* RECORD LIST:
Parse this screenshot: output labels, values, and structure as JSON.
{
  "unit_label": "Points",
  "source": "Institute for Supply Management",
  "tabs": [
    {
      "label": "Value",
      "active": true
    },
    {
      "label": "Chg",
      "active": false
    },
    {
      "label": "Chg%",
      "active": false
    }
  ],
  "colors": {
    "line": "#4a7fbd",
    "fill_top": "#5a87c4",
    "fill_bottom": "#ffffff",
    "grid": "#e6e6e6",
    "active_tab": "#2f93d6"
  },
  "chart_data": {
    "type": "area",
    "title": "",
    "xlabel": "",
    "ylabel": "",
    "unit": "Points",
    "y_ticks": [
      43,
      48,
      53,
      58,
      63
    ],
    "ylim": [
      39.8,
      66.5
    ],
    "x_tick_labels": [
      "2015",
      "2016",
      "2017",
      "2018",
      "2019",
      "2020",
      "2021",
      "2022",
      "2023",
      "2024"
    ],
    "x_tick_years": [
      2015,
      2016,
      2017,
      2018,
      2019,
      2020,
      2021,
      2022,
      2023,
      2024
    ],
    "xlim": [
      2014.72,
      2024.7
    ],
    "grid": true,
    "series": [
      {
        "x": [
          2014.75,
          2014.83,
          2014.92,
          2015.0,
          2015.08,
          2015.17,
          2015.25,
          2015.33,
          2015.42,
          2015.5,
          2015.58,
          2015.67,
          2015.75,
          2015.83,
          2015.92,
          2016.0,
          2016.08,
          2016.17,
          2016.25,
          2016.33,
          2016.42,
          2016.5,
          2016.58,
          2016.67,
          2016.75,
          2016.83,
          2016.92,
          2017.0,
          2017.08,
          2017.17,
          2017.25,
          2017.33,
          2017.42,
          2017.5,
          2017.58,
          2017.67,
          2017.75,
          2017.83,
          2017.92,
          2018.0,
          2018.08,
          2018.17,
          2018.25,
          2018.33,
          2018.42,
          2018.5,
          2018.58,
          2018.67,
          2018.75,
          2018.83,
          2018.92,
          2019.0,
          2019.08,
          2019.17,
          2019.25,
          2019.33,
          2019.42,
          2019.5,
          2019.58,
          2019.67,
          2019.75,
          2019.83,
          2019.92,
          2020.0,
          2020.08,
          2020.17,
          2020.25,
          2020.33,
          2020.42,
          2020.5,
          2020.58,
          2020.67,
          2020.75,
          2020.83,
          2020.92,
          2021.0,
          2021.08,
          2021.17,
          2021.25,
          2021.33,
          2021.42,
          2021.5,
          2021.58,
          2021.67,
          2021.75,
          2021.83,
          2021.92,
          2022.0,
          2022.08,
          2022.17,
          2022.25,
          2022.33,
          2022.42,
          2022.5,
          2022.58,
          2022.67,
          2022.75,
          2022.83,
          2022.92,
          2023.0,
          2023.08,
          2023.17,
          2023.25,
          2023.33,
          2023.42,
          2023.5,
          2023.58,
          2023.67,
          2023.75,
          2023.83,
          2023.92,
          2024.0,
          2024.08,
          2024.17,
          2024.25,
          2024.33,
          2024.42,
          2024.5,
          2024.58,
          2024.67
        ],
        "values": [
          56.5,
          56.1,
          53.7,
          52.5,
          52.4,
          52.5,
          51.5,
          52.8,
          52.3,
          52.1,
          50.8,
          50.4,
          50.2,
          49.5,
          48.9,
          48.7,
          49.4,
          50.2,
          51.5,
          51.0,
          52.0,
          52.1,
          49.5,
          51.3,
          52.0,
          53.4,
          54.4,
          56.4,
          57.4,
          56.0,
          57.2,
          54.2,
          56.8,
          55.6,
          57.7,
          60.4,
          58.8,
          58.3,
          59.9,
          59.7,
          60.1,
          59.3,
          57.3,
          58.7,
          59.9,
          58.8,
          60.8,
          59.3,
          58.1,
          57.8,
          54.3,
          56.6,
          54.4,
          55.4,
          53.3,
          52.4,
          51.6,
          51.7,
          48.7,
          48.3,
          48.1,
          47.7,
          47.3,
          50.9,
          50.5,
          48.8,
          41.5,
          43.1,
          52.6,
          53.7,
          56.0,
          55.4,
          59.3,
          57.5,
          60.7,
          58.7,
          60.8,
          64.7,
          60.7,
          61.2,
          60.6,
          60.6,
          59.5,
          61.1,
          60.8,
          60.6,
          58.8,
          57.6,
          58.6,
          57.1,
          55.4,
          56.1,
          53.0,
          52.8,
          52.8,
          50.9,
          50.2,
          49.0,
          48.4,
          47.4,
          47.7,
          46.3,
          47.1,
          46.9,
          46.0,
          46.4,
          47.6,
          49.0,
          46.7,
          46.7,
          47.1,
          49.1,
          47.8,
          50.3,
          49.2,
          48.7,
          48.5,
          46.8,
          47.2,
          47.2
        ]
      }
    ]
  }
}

* GOAL: Every line of the data above should be copied exactly.

* FINISHED EXERCISE:
Parse this screenshot: output labels, values, and structure as JSON.
{
  "unit_label": "Points",
  "source": "Institute for Supply Management",
  "tabs": [
    {
      "label": "Value",
      "active": true
    },
    {
      "label": "Chg",
      "active": false
    },
    {
      "label": "Chg%",
      "active": false
    }
  ],
  "colors": {
    "line": "#4a7fbd",
    "fill_top": "#5a87c4",
    "fill_bottom": "#ffffff",
    "grid": "#e6e6e6",
    "active_tab": "#2f93d6"
  },
  "chart_data": {
    "type": "area",
    "title": "",
    "xlabel": "",
    "ylabel": "",
    "unit": "Points",
    "y_ticks": [
      43,
      48,
      53,
      58,
      63
    ],
    "ylim": [
      39.8,
      66.5
    ],
    "x_tick_labels": [
      "2015",
      "2016",
      "2017",
      "2018",
      "2019",
      "2020",
      "2021",
      "2022",
      "2023",
      "2024"
    ],
    "x_tick_years": [
      2015,
      2016,
      2017,
      2018,
      2019,
      2020,
      2021,
      2022,
      2023,
      2024
    ],
    "xlim": [
      2014.72,
      2024.7
    ],
    "grid": true,
    "series": [
      {
        "x": [
          2014.75,
          2014.83,
          2014.92,
          2015.0,
          2015.08,
          2015.17,
          2015.25,
          2015.33,
          2015.42,
          2015.5,
          2015.58,
          2015.67,
          2015.75,
          2015.83,
          2015.92,
          2016.0,
          2016.08,
          2016.17,
          2016.25,
          2016.33,
          2016.42,
          2016.5,
          2016.58,
          2016.67,
          2016.75,
          2016.83,
          2016.92,
          2017.0,
          2017.08,
          2017.17,
          2017.25,
          2017.33,
          2017.42,
          2017.5,
          2017.58,
          2017.67,
          2017.75,
          2017.83,
          2017.92,
          2018.0,
          2018.08,
          2018.17,
          2018.25,
          2018.33,
          2018.42,
          2018.5,
          2018.58,
          2018.67,
          2018.75,
          2018.83,
          2018.92,
          2019.0,
          2019.08,
          2019.17,
          2019.25,
          2019.33,
          2019.42,
          2019.5,
          2019.58,
          2019.67,
          2019.75,
          2019.83,
          2019.92,
          2020.0,
          2020.08,
          2020.17,
          2020.25,
          2020.33,
          2020.42,
          2020.5,
          2020.58,
          2020.67,
          2020.75,
          2020.83,
          2020.92,
          2021.0,
          2021.08,
          2021.17,
          2021.25,
          2021.33,
          2021.42,
          2021.5,
          2021.58,
          2021.67,
          2021.75,
          2021.83,
          2021.92,
          2022.0,
          2022.08,
          2022.17,
          2022.25,
          2022.33,
          2022.42,
          2022.5,
          2022.58,
          2022.67,
          2022.75,
          2022.83,
          2022.92,
          2023.0,
          2023.08,
          2023.17,
          2023.25,
          2023.33,
          2023.42,
          2023.5,
          2023.58,
          2023.67,
          2023.75,
          2023.83,
          2023.92,
          2024.0,
          2024.08,
          2024.17,
          2024.25,
          2024.33,
          2024.42,
          2024.5,
          2024.58,
          2024.67
        ],
        "values": [
          56.5,
          56.1,
          53.7,
          52.5,
          52.4,
          52.5,
          51.5,
          52.8,
          52.3,
          52.1,
          50.8,
          50.4,
          50.2,
          49.5,
          48.9,
          48.7,
          49.4,
          50.2,
          51.5,
          51.0,
          52.0,
          52.1,
          49.5,
          51.3,
          52.0,
          53.4,
          54.4,
          56.4,
          57.4,
          56.0,
          57.2,
          54.2,
          56.8,
          55.6,
          57.7,
          60.4,
          58.8,
          58.3,
          59.9,
          59.7,
          60.1,
          59.3,
          57.3,
          58.7,
          59.9,
          58.8,
          60.8,
          59.3,
          58.1,
          57.8,
          54.3,
          56.6,
          54.4,
          55.4,
          53.3,
          52.4,
          51.6,
          51.7,
          48.7,
          48.3,
          48.1,
          47.7,
          47.3,
          50.9,
          50.5,
          48.8,
          41.5,
          43.1,
          52.6,
          53.7,
          56.0,
          55.4,
          59.3,
          57.5,
          60.7,
          58.7,
          60.8,
          64.7,
          60.7,
          61.2,
          60.6,
          60.6,
          59.5,
          61.1,
          60.8,
          60.6,
          58.8,
          57.6,
          58.6,
          57.1,
          55.4,
          56.1,
          53.0,
          52.8,
          52.8,
          50.9,
          50.2,
          49.0,
          48.4,
          47.4,
          47.7,
          46.3,
          47.1,
          46.9,
          46.0,
          46.4,
          47.6,
          49.0,
          46.7,
          46.7,
          47.1,
          49.1,
          47.8,
          50.3,
          49.2,
          48.7,
          48.5,
          46.8,
          47.2,
          47.2
        ]
      }
    ]
  }
}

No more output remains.